A Gazprom delegation visited Azerbaijan on Monday and the company’s CEO, Alexei Miller, who met with Azerbaijani President Ilham Aliyev, made a proposal to buy Azerbaijani gas at market prices on the basis of long-term contracts. Vasily Istratov said Gazprom’s proposal to Azerbaijan was a commercial offer which also included a political aspect as the issue was being discussed at the political level. “In any case, an agreement must provide a guarantee that a contract will be for long term supplies and its parameters will not be altered. But in any case, a decision will be made by the supplier, in this case, by Azerbaijan,” Istratov said.
According to some expert estimates, the average price of wholesale natural gas supplies to European consumers may rise considerably by late 2008 under long-term contacts to reach $360 per 1,000 cubic meter, or $354 per 1,000 cubic meter according to Gazprom’s figures.
Rovnag Abdullayev, president of the State Oil Company of Azerbaijan, said earlier that the South Caucasus republic was studying Gazprom’s offer to buy Azerbaijani gas at market prices along with proposals to supply natural gas for the Nabucco and Trans-Adriatic gas pipeline projects.

Extracted records:
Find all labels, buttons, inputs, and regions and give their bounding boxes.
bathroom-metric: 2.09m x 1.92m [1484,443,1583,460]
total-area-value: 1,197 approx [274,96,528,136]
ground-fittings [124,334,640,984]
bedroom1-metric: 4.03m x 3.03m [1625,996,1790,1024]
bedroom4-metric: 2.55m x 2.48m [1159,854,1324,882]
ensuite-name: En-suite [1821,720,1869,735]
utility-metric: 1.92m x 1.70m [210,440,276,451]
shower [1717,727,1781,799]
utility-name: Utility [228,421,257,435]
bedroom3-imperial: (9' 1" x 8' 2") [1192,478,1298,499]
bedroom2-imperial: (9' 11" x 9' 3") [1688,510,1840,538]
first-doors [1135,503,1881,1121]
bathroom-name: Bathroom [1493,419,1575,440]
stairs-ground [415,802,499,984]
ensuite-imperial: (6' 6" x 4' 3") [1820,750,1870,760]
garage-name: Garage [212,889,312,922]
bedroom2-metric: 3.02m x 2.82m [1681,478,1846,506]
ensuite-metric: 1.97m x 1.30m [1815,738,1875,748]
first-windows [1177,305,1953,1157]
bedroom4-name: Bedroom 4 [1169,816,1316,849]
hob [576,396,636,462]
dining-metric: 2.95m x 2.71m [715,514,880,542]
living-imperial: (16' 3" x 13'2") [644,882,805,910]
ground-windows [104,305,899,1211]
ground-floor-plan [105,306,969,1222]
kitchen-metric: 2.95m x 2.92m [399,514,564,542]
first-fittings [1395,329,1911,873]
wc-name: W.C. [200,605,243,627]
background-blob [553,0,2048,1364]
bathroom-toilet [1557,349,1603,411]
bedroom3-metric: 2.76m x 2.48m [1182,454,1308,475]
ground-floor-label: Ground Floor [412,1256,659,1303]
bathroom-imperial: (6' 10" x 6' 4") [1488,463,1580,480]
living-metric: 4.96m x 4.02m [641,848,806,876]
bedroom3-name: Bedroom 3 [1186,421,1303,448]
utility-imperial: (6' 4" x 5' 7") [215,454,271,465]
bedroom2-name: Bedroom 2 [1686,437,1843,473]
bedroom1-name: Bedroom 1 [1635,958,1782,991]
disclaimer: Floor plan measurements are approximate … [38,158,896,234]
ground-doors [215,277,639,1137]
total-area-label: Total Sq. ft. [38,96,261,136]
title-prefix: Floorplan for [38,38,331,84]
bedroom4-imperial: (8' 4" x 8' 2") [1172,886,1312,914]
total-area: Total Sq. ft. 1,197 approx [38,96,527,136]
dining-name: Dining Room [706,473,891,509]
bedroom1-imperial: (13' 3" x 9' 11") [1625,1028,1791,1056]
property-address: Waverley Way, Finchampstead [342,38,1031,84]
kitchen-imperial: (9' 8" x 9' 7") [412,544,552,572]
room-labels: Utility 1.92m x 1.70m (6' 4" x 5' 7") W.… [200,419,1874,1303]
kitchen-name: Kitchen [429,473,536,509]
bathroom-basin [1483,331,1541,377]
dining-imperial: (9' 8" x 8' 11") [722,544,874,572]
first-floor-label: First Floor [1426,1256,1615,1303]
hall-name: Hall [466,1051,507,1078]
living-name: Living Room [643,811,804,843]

==

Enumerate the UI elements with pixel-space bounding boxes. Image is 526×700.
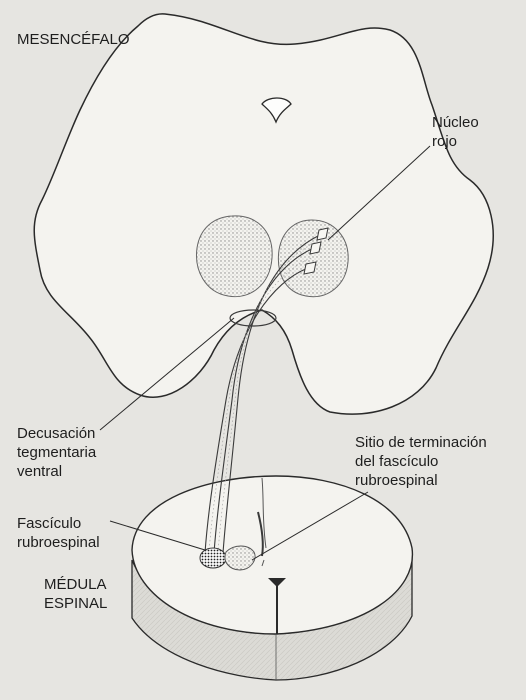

==

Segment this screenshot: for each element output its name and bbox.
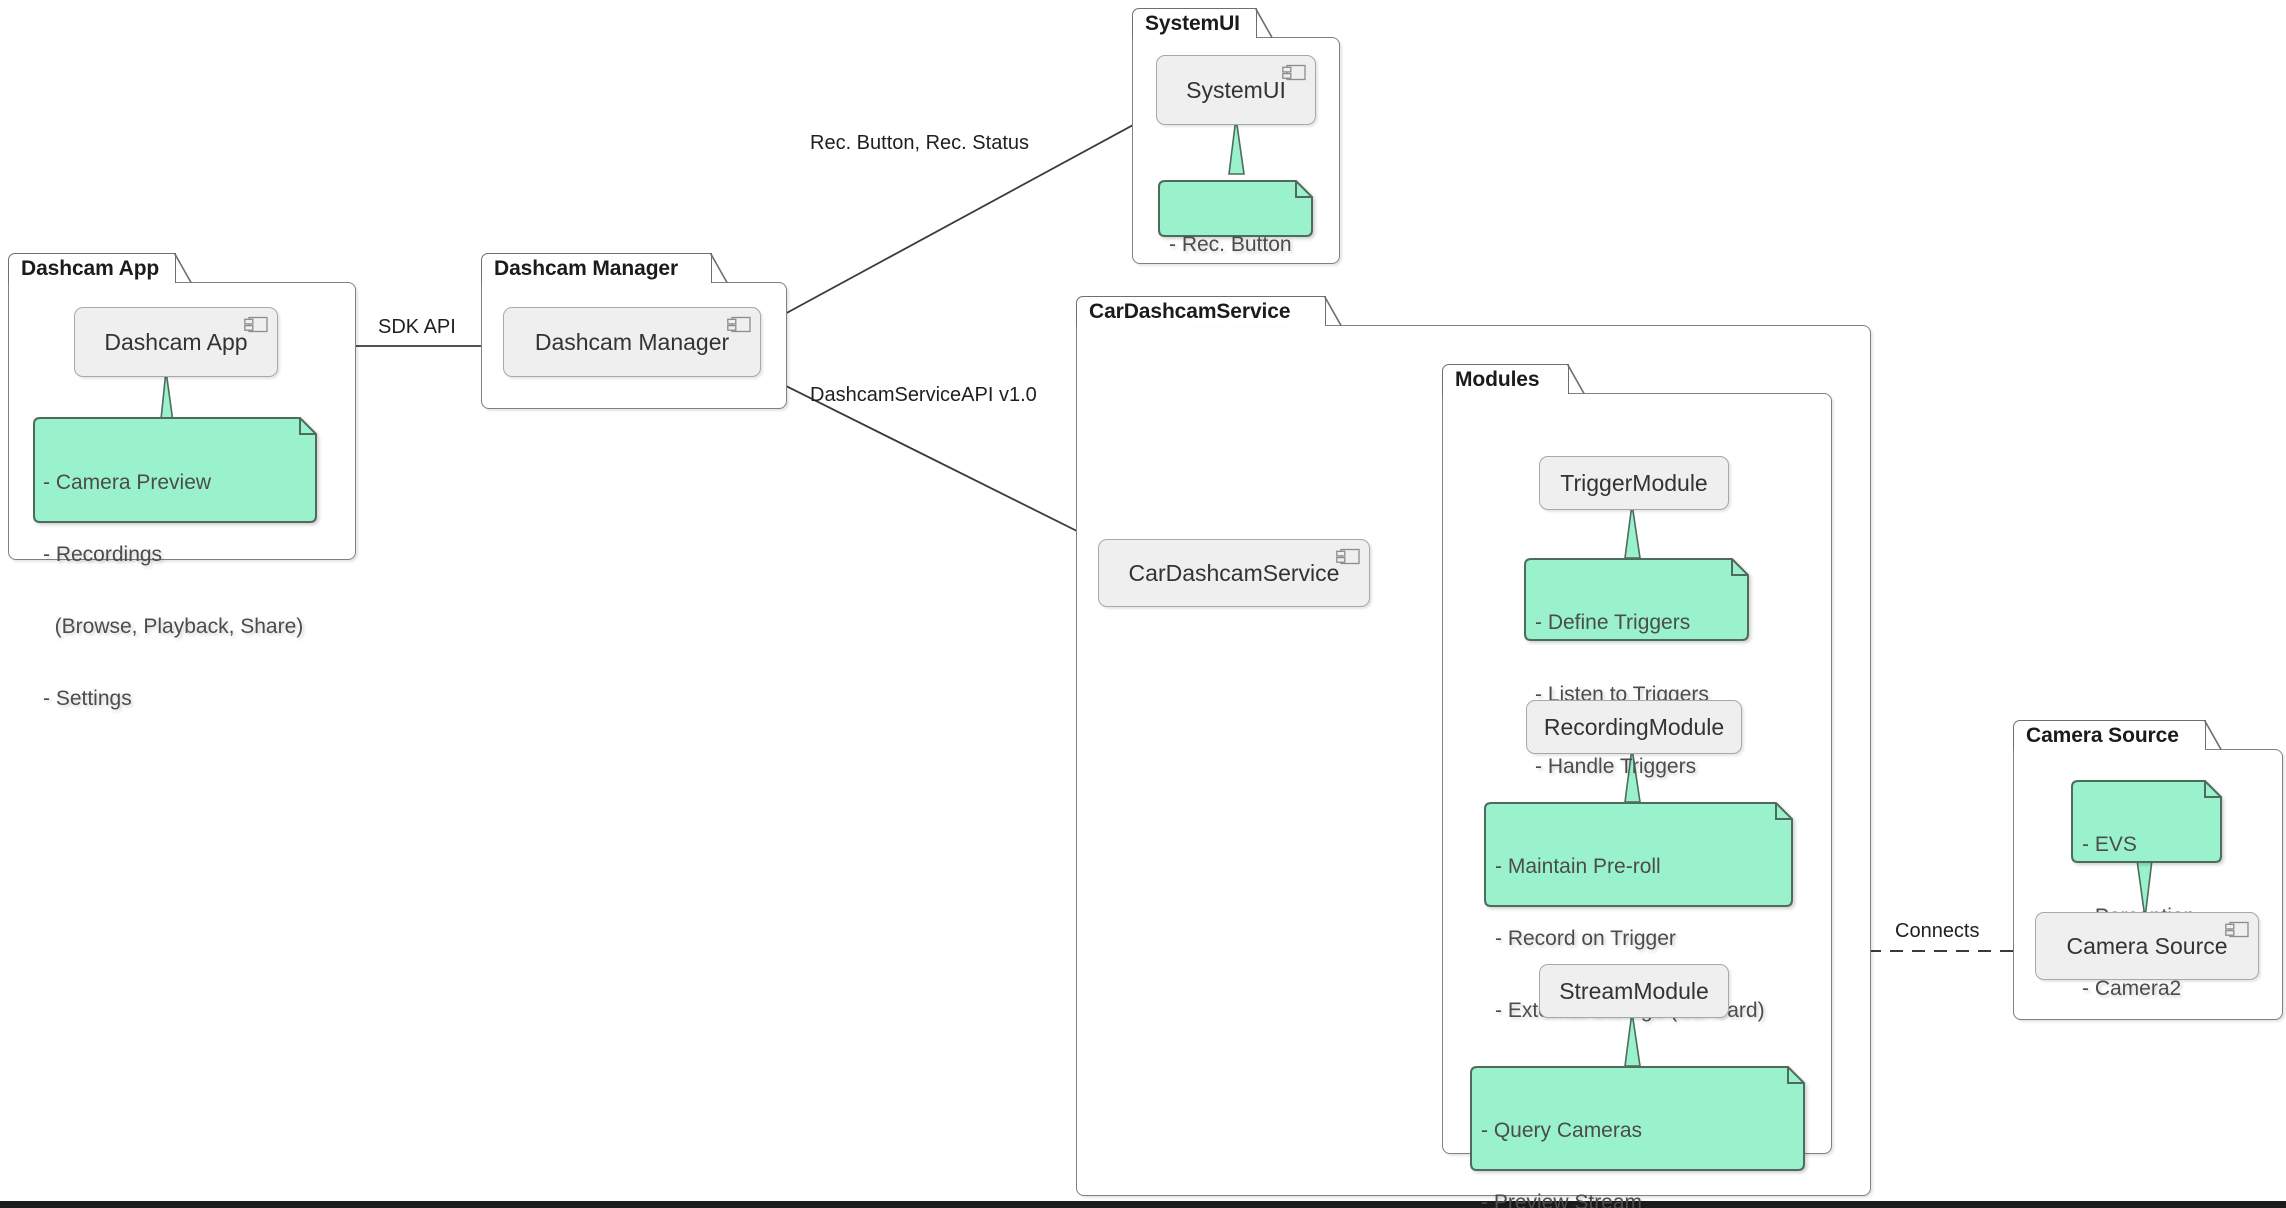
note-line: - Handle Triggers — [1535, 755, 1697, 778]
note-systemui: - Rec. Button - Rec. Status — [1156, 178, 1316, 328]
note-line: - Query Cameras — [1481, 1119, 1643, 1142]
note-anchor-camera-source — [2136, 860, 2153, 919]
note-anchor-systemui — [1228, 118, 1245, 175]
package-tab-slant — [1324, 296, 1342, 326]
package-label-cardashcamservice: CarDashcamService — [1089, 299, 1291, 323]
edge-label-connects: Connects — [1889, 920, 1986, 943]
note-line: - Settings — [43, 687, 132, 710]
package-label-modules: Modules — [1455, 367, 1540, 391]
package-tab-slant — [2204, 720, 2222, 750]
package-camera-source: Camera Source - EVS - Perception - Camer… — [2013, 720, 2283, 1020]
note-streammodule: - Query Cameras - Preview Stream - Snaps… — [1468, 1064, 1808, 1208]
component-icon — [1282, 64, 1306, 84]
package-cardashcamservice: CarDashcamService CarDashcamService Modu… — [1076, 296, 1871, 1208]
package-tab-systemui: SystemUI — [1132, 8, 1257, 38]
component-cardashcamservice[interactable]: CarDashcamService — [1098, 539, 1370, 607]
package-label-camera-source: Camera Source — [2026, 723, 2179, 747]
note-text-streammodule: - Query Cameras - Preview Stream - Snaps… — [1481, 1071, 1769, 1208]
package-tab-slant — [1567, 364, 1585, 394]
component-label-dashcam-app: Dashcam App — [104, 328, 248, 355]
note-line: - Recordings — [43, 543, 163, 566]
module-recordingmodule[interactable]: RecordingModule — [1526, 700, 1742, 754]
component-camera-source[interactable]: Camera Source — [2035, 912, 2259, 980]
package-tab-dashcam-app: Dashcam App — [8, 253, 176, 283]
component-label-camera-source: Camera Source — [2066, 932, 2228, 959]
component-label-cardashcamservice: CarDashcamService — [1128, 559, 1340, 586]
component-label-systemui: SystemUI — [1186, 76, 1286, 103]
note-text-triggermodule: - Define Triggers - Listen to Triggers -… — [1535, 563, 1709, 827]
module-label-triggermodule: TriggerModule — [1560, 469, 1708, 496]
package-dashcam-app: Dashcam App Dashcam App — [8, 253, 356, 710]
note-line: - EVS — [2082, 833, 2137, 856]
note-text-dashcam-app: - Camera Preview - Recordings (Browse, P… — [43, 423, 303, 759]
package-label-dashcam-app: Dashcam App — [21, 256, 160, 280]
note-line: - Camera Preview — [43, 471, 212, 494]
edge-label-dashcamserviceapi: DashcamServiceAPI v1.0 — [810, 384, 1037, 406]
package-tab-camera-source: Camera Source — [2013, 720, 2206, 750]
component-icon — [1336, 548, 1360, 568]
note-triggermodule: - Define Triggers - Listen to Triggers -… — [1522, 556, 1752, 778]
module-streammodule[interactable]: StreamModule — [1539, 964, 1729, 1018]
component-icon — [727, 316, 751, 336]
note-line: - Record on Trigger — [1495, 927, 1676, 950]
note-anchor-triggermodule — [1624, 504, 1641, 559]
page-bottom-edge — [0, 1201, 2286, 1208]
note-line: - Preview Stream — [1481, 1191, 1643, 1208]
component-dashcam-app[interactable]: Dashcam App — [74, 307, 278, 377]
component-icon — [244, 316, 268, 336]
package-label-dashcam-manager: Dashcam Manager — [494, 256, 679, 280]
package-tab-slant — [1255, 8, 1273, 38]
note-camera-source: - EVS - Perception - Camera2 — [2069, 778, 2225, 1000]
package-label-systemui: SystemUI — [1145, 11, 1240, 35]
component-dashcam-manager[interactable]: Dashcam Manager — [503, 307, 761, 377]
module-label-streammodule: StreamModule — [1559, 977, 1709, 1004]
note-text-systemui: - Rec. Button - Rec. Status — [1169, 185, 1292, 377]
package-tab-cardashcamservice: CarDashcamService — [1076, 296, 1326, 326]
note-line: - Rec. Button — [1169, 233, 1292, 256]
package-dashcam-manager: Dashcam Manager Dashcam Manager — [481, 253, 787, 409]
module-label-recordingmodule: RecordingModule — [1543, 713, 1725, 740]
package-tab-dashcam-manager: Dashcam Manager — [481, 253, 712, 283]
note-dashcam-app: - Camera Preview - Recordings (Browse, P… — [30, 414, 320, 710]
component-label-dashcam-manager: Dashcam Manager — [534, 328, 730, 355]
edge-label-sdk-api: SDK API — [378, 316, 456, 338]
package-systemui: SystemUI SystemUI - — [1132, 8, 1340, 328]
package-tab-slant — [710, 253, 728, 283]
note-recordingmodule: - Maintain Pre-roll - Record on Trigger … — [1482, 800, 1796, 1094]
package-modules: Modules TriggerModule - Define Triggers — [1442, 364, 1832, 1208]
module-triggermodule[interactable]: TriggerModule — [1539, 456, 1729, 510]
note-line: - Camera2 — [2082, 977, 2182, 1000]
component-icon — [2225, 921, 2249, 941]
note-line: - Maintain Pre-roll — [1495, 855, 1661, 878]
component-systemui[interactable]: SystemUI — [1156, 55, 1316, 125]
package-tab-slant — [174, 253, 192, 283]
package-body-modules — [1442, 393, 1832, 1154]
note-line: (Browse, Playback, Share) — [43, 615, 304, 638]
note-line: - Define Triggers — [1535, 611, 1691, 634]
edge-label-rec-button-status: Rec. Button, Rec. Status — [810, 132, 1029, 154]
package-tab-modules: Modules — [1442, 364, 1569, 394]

Directions for this task:
In the passage about Gazprom's offer to Azerbaijan, who met with Azerbaijani President Ilham Aliyev?

Exercise result:
Alexei Miller, the CEO of Gazprom.